• **DATASET ENTRIES**:
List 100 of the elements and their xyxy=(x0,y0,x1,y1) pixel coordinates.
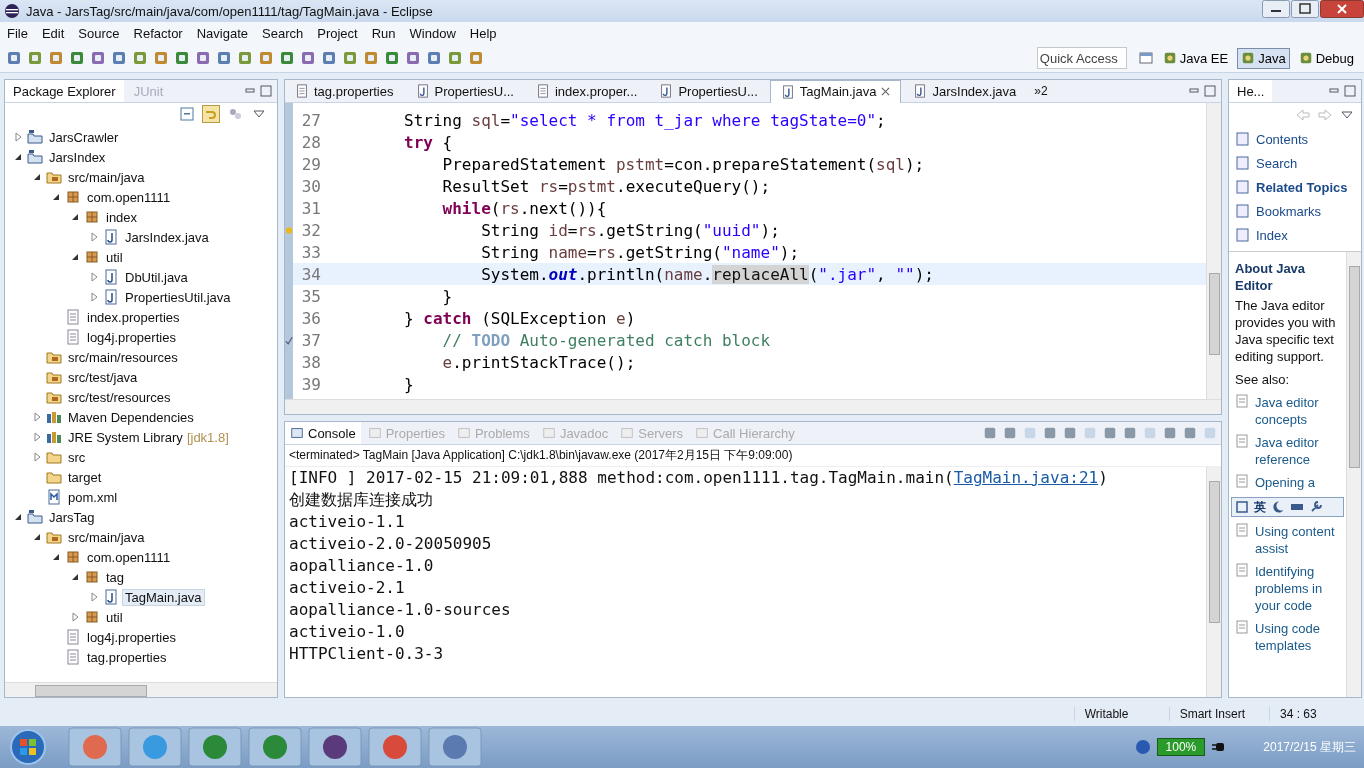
window-icon[interactable] xyxy=(1137,50,1154,66)
help-topic-link[interactable]: Java editor concepts xyxy=(1255,394,1344,428)
link-icon[interactable] xyxy=(203,106,219,122)
tree-item[interactable]: pom.xml xyxy=(66,489,120,505)
tree-item[interactable]: JarsCrawler xyxy=(47,129,121,145)
menu-item[interactable]: Help xyxy=(462,25,504,41)
expanded-arrow-icon[interactable] xyxy=(51,192,61,202)
tree-item[interactable]: JarsTag xyxy=(47,509,97,525)
help-topic-link[interactable]: Using content assist xyxy=(1255,523,1344,557)
help-link[interactable]: Index xyxy=(1256,227,1288,243)
input-language-label[interactable]: 英 xyxy=(1254,498,1266,516)
help-tab[interactable]: He... xyxy=(1229,80,1273,102)
perspective-button[interactable]: Debug xyxy=(1294,47,1358,69)
maximize-icon[interactable] xyxy=(259,84,273,98)
menu-item[interactable]: Project xyxy=(310,25,365,41)
console-tool-icon[interactable] xyxy=(1063,426,1077,440)
forward-arrow-icon[interactable] xyxy=(1317,107,1333,123)
console-tool-icon[interactable] xyxy=(1123,426,1137,440)
collapsed-arrow-icon[interactable] xyxy=(32,412,42,422)
collapsed-arrow-icon[interactable] xyxy=(89,272,99,282)
wrench-icon[interactable] xyxy=(1309,500,1323,514)
taskbar-app-icon[interactable] xyxy=(368,727,422,767)
close-icon[interactable] xyxy=(881,87,891,96)
taskbar-app-icon[interactable] xyxy=(248,727,302,767)
back-arrow-icon[interactable] xyxy=(1295,107,1311,123)
collapsed-arrow-icon[interactable] xyxy=(89,232,99,242)
tree-item[interactable]: util xyxy=(104,249,125,265)
menu-item[interactable]: Run xyxy=(364,25,403,41)
horizontal-scrollbar[interactable] xyxy=(5,682,277,697)
expanded-arrow-icon[interactable] xyxy=(51,552,61,562)
maximize-icon[interactable] xyxy=(1203,84,1217,98)
vertical-scrollbar[interactable] xyxy=(1206,103,1221,399)
editor-tab[interactable]: tag.properties xyxy=(285,80,404,102)
console-tool-icon[interactable] xyxy=(983,426,997,440)
menu-item[interactable]: Navigate xyxy=(189,25,255,41)
vertical-scrollbar[interactable] xyxy=(1346,252,1361,697)
expanded-arrow-icon[interactable] xyxy=(70,252,80,262)
vertical-scrollbar[interactable] xyxy=(1206,467,1221,697)
expanded-arrow-icon[interactable] xyxy=(13,512,23,522)
tree-item[interactable]: src/test/java xyxy=(66,369,140,385)
tree-item[interactable]: util xyxy=(104,609,125,625)
tree-item[interactable]: src/main/resources xyxy=(66,349,180,365)
tree-item[interactable]: DbUtil.java xyxy=(123,269,190,285)
quick-access-field[interactable]: Quick Access xyxy=(1036,47,1127,69)
menu-item[interactable]: Window xyxy=(402,25,463,41)
help-link[interactable]: Related Topics xyxy=(1256,179,1348,195)
tree-item[interactable]: target xyxy=(66,469,104,485)
moon-icon[interactable] xyxy=(1271,500,1285,514)
maximize-button[interactable] xyxy=(1291,0,1319,18)
menu-item[interactable]: Refactor xyxy=(126,25,190,41)
start-button[interactable] xyxy=(8,727,48,767)
taskbar-app-icon[interactable] xyxy=(308,727,362,767)
dots-icon[interactable] xyxy=(227,106,243,122)
collapsed-arrow-icon[interactable] xyxy=(32,432,42,442)
tree-item[interactable]: tag xyxy=(104,569,127,585)
maximize-icon[interactable] xyxy=(1343,84,1357,98)
taskbar-app-icon[interactable] xyxy=(188,727,242,767)
console-tool-icon[interactable] xyxy=(1183,426,1197,440)
collapsed-arrow-icon[interactable] xyxy=(89,592,99,602)
expanded-arrow-icon[interactable] xyxy=(32,172,42,182)
console-tool-icon[interactable] xyxy=(1003,426,1017,440)
view-tab[interactable]: Console xyxy=(285,422,361,444)
expanded-arrow-icon[interactable] xyxy=(32,532,42,542)
tree-item[interactable]: Maven Dependencies xyxy=(66,409,196,425)
collapsed-arrow-icon[interactable] xyxy=(32,452,42,462)
tree-item[interactable]: PropertiesUtil.java xyxy=(123,289,233,305)
tree-item[interactable]: com.open1111 xyxy=(85,549,173,565)
console-tool-icon[interactable] xyxy=(1043,426,1057,440)
help-topic-link[interactable]: Opening a xyxy=(1255,474,1315,491)
help-link[interactable]: Bookmarks xyxy=(1256,203,1322,219)
tree-item[interactable]: TagMain.java xyxy=(123,589,204,605)
perspective-button[interactable]: Java EE xyxy=(1158,47,1233,69)
help-icon[interactable] xyxy=(1134,739,1151,755)
ime-toolbar[interactable]: 英 xyxy=(1231,497,1344,517)
menu-item[interactable]: Source xyxy=(71,25,127,41)
tree-item[interactable]: JRE System Library xyxy=(66,429,185,445)
horizontal-scrollbar[interactable] xyxy=(285,399,1221,414)
collapsed-arrow-icon[interactable] xyxy=(89,292,99,302)
tree-item[interactable]: src/test/resources xyxy=(66,389,173,405)
tree-item[interactable]: src xyxy=(66,449,88,465)
collapse-all-icon[interactable] xyxy=(179,106,195,122)
tree-item[interactable]: log4j.properties xyxy=(85,329,178,345)
tree-item[interactable]: log4j.properties xyxy=(85,629,178,645)
tree-item[interactable]: index xyxy=(104,209,140,225)
editor-tab[interactable]: TagMain.java xyxy=(769,80,902,103)
editor-tab[interactable]: PropertiesU... xyxy=(649,80,768,102)
menu-item[interactable]: File xyxy=(0,25,35,41)
view-tab[interactable]: Package Explorer xyxy=(5,80,124,102)
help-link[interactable]: Contents xyxy=(1256,131,1309,147)
tab-overflow-button[interactable]: »2 xyxy=(1028,84,1054,98)
expanded-arrow-icon[interactable] xyxy=(70,572,80,582)
menu-item[interactable]: Search xyxy=(255,25,311,41)
help-link[interactable]: Search xyxy=(1256,155,1298,171)
tree-item[interactable]: src/main/java xyxy=(66,529,147,545)
tree-item[interactable]: com.open1111 xyxy=(85,189,173,205)
tree-item[interactable]: index.properties xyxy=(85,309,182,325)
console-tool-icon[interactable] xyxy=(1163,426,1177,440)
source-link[interactable]: TagMain.java:21 xyxy=(953,468,1099,487)
perspective-button[interactable]: Java xyxy=(1237,47,1290,69)
tree-item[interactable]: tag.properties xyxy=(85,649,169,665)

• **WORK TO COMPLETE**: Rewrite every line of the material, putting "console-icon" wherever "console-tool-icon" appears and changing nothing else. Leave out the pictures.

• **RESULT BELOW**:
List 100 of the elements and their xyxy=(x0,y0,x1,y1) pixel coordinates.
window-icon[interactable] xyxy=(1137,50,1154,66)
help-topic-link[interactable]: Java editor concepts xyxy=(1255,394,1344,428)
link-icon[interactable] xyxy=(203,106,219,122)
tree-item[interactable]: pom.xml xyxy=(66,489,120,505)
tree-item[interactable]: JarsCrawler xyxy=(47,129,121,145)
menu-item[interactable]: Help xyxy=(462,25,504,41)
expanded-arrow-icon[interactable] xyxy=(51,192,61,202)
tree-item[interactable]: JarsTag xyxy=(47,509,97,525)
help-topic-link[interactable]: Using content assist xyxy=(1255,523,1344,557)
help-link[interactable]: Index xyxy=(1256,227,1288,243)
input-language-label[interactable]: 英 xyxy=(1254,498,1266,516)
help-tab[interactable]: He... xyxy=(1229,80,1273,102)
perspective-button[interactable]: Debug xyxy=(1294,47,1358,69)
maximize-icon[interactable] xyxy=(259,84,273,98)
menu-item[interactable]: Project xyxy=(310,25,365,41)
console-icon[interactable] xyxy=(1063,426,1077,440)
forward-arrow-icon[interactable] xyxy=(1317,107,1333,123)
console-icon[interactable] xyxy=(1123,426,1137,440)
collapsed-arrow-icon[interactable] xyxy=(32,412,42,422)
collapsed-arrow-icon[interactable] xyxy=(89,272,99,282)
wrench-icon[interactable] xyxy=(1309,500,1323,514)
taskbar-app-icon[interactable] xyxy=(368,727,422,767)
close-icon[interactable] xyxy=(881,87,891,96)
taskbar-app-icon[interactable] xyxy=(248,727,302,767)
back-arrow-icon[interactable] xyxy=(1295,107,1311,123)
collapsed-arrow-icon[interactable] xyxy=(89,232,99,242)
tree-item[interactable]: util xyxy=(104,249,125,265)
menu-item[interactable]: Run xyxy=(364,25,403,41)
horizontal-scrollbar[interactable] xyxy=(5,682,277,697)
expanded-arrow-icon[interactable] xyxy=(51,552,61,562)
maximize-icon[interactable] xyxy=(1203,84,1217,98)
vertical-scrollbar[interactable] xyxy=(1206,103,1221,399)
editor-tab[interactable]: tag.properties xyxy=(285,80,404,102)
console-icon[interactable] xyxy=(983,426,997,440)
menu-item[interactable]: Navigate xyxy=(189,25,255,41)
vertical-scrollbar[interactable] xyxy=(1346,252,1361,697)
expanded-arrow-icon[interactable] xyxy=(70,252,80,262)
vertical-scrollbar[interactable] xyxy=(1206,467,1221,697)
expanded-arrow-icon[interactable] xyxy=(13,512,23,522)
tree-item[interactable]: src/test/java xyxy=(66,369,140,385)
tree-item[interactable]: util xyxy=(104,609,125,625)
tree-item[interactable]: src/main/resources xyxy=(66,349,180,365)
tree-item[interactable]: DbUtil.java xyxy=(123,269,190,285)
quick-access-field[interactable]: Quick Access xyxy=(1036,47,1127,69)
menu-item[interactable]: Window xyxy=(402,25,463,41)
help-link[interactable]: Related Topics xyxy=(1256,179,1348,195)
tree-item[interactable]: target xyxy=(66,469,104,485)
moon-icon[interactable] xyxy=(1271,500,1285,514)
maximize-button[interactable] xyxy=(1291,0,1319,18)
menu-item[interactable]: Refactor xyxy=(126,25,190,41)
start-button[interactable] xyxy=(8,727,48,767)
taskbar-app-icon[interactable] xyxy=(308,727,362,767)
dots-icon[interactable] xyxy=(227,106,243,122)
collapsed-arrow-icon[interactable] xyxy=(32,432,42,442)
tree-item[interactable]: tag xyxy=(104,569,127,585)
maximize-icon[interactable] xyxy=(1343,84,1357,98)
taskbar-app-icon[interactable] xyxy=(188,727,242,767)
console-icon[interactable] xyxy=(1183,426,1197,440)
collapsed-arrow-icon[interactable] xyxy=(89,592,99,602)
expanded-arrow-icon[interactable] xyxy=(32,172,42,182)
console-icon[interactable] xyxy=(1003,426,1017,440)
view-tab[interactable]: Console xyxy=(285,422,361,444)
expanded-arrow-icon[interactable] xyxy=(32,532,42,542)
tree-item[interactable]: Maven Dependencies xyxy=(66,409,196,425)
collapsed-arrow-icon[interactable] xyxy=(32,452,42,462)
tree-item[interactable]: PropertiesUtil.java xyxy=(123,289,233,305)
tree-item[interactable]: com.open1111 xyxy=(85,549,173,565)
console-icon[interactable] xyxy=(1043,426,1057,440)
help-topic-link[interactable]: Opening a xyxy=(1255,474,1315,491)
help-link[interactable]: Bookmarks xyxy=(1256,203,1322,219)
tree-item[interactable]: TagMain.java xyxy=(123,589,204,605)
perspective-button[interactable]: Java EE xyxy=(1158,47,1233,69)
help-icon[interactable] xyxy=(1134,739,1151,755)
ime-toolbar[interactable]: 英 xyxy=(1231,497,1344,517)
menu-item[interactable]: Source xyxy=(71,25,127,41)
tree-item[interactable]: JRE System Library xyxy=(66,429,185,445)
horizontal-scrollbar[interactable] xyxy=(285,399,1221,414)
collapsed-arrow-icon[interactable] xyxy=(89,292,99,302)
tree-item[interactable]: src/test/resources xyxy=(66,389,173,405)
tree-item[interactable]: src xyxy=(66,449,88,465)
collapse-all-icon[interactable] xyxy=(179,106,195,122)
tree-item[interactable]: log4j.properties xyxy=(85,329,178,345)
tree-item[interactable]: log4j.properties xyxy=(85,629,178,645)
tree-item[interactable]: index xyxy=(104,209,140,225)
editor-tab[interactable]: TagMain.java xyxy=(769,80,902,103)
editor-tab[interactable]: PropertiesU... xyxy=(649,80,768,102)
menu-item[interactable]: File xyxy=(0,25,35,41)
view-tab[interactable]: Package Explorer xyxy=(5,80,124,102)
help-link[interactable]: Contents xyxy=(1256,131,1309,147)
tab-overflow-button[interactable]: »2 xyxy=(1028,84,1054,98)
expanded-arrow-icon[interactable] xyxy=(70,572,80,582)
menu-item[interactable]: Search xyxy=(255,25,311,41)
help-link[interactable]: Search xyxy=(1256,155,1298,171)
tree-item[interactable]: src/main/java xyxy=(66,529,147,545)
tree-item[interactable]: com.open1111 xyxy=(85,189,173,205)
tree-item[interactable]: index.properties xyxy=(85,309,182,325)
console-icon[interactable] xyxy=(1163,426,1177,440)
source-link[interactable]: TagMain.java:21 xyxy=(953,468,1099,487)
perspective-button[interactable]: Java xyxy=(1237,47,1290,69)
tree-item[interactable]: tag.properties xyxy=(85,649,169,665)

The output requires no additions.